Written exercise
Give the records back in full, exactly as they read.

Figure record listings:

┌──

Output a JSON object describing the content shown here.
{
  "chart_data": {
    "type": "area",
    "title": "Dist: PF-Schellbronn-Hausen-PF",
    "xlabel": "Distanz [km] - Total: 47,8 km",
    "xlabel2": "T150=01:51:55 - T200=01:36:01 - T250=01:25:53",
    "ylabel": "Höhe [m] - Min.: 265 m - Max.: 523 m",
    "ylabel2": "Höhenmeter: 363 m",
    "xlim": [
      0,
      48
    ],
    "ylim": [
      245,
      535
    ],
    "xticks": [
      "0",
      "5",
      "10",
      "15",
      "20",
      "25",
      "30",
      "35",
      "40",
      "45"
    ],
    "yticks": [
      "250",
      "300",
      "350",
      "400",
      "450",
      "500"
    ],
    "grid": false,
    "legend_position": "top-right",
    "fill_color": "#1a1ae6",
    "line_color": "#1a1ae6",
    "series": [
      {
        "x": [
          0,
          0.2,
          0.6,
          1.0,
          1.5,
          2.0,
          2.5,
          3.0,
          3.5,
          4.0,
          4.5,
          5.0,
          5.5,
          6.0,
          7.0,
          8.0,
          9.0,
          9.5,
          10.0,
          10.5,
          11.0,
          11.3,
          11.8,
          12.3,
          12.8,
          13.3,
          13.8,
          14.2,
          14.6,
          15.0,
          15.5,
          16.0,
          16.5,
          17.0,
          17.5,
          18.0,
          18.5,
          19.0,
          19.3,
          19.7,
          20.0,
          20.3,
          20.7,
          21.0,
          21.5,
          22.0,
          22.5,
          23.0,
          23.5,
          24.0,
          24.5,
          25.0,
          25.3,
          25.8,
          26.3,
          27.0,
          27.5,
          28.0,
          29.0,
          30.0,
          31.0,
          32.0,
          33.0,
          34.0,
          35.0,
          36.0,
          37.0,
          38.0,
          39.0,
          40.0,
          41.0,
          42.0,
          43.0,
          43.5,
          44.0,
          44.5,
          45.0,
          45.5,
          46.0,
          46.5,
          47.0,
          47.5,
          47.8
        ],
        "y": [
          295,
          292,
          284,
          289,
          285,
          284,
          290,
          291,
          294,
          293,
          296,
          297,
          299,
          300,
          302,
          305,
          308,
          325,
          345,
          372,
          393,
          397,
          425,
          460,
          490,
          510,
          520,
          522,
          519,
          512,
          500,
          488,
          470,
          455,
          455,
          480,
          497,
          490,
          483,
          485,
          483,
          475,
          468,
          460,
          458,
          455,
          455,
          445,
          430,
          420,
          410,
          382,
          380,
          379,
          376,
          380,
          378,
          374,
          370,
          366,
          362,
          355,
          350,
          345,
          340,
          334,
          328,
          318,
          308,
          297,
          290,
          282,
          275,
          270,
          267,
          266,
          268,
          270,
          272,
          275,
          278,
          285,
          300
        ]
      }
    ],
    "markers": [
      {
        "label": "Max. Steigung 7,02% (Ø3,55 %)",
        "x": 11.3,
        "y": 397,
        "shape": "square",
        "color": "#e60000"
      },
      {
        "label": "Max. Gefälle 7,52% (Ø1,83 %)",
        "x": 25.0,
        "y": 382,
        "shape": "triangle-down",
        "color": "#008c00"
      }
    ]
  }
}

└──

Problem solution
Output a JSON object describing the content shown here.
{
  "chart_data": {
    "type": "area",
    "title": "Dist: PF-Schellbronn-Hausen-PF",
    "xlabel": "Distanz [km] - Total: 47,8 km",
    "xlabel2": "T150=01:51:55 - T200=01:36:01 - T250=01:25:53",
    "ylabel": "Höhe [m] - Min.: 265 m - Max.: 523 m",
    "ylabel2": "Höhenmeter: 363 m",
    "xlim": [
      0,
      48
    ],
    "ylim": [
      245,
      535
    ],
    "xticks": [
      "0",
      "5",
      "10",
      "15",
      "20",
      "25",
      "30",
      "35",
      "40",
      "45"
    ],
    "yticks": [
      "250",
      "300",
      "350",
      "400",
      "450",
      "500"
    ],
    "grid": false,
    "legend_position": "top-right",
    "fill_color": "#1a1ae6",
    "line_color": "#1a1ae6",
    "series": [
      {
        "x": [
          0,
          0.2,
          0.6,
          1.0,
          1.5,
          2.0,
          2.5,
          3.0,
          3.5,
          4.0,
          4.5,
          5.0,
          5.5,
          6.0,
          7.0,
          8.0,
          9.0,
          9.5,
          10.0,
          10.5,
          11.0,
          11.3,
          11.8,
          12.3,
          12.8,
          13.3,
          13.8,
          14.2,
          14.6,
          15.0,
          15.5,
          16.0,
          16.5,
          17.0,
          17.5,
          18.0,
          18.5,
          19.0,
          19.3,
          19.7,
          20.0,
          20.3,
          20.7,
          21.0,
          21.5,
          22.0,
          22.5,
          23.0,
          23.5,
          24.0,
          24.5,
          25.0,
          25.3,
          25.8,
          26.3,
          27.0,
          27.5,
          28.0,
          29.0,
          30.0,
          31.0,
          32.0,
          33.0,
          34.0,
          35.0,
          36.0,
          37.0,
          38.0,
          39.0,
          40.0,
          41.0,
          42.0,
          43.0,
          43.5,
          44.0,
          44.5,
          45.0,
          45.5,
          46.0,
          46.5,
          47.0,
          47.5,
          47.8
        ],
        "y": [
          295,
          292,
          284,
          289,
          285,
          284,
          290,
          291,
          294,
          293,
          296,
          297,
          299,
          300,
          302,
          305,
          308,
          325,
          345,
          372,
          393,
          397,
          425,
          460,
          490,
          510,
          520,
          522,
          519,
          512,
          500,
          488,
          470,
          455,
          455,
          480,
          497,
          490,
          483,
          485,
          483,
          475,
          468,
          460,
          458,
          455,
          455,
          445,
          430,
          420,
          410,
          382,
          380,
          379,
          376,
          380,
          378,
          374,
          370,
          366,
          362,
          355,
          350,
          345,
          340,
          334,
          328,
          318,
          308,
          297,
          290,
          282,
          275,
          270,
          267,
          266,
          268,
          270,
          272,
          275,
          278,
          285,
          300
        ]
      }
    ],
    "markers": [
      {
        "label": "Max. Steigung 7,02% (Ø3,55 %)",
        "x": 11.3,
        "y": 397,
        "shape": "square",
        "color": "#e60000"
      },
      {
        "label": "Max. Gefälle 7,52% (Ø1,83 %)",
        "x": 25.0,
        "y": 382,
        "shape": "triangle-down",
        "color": "#008c00"
      }
    ]
  }
}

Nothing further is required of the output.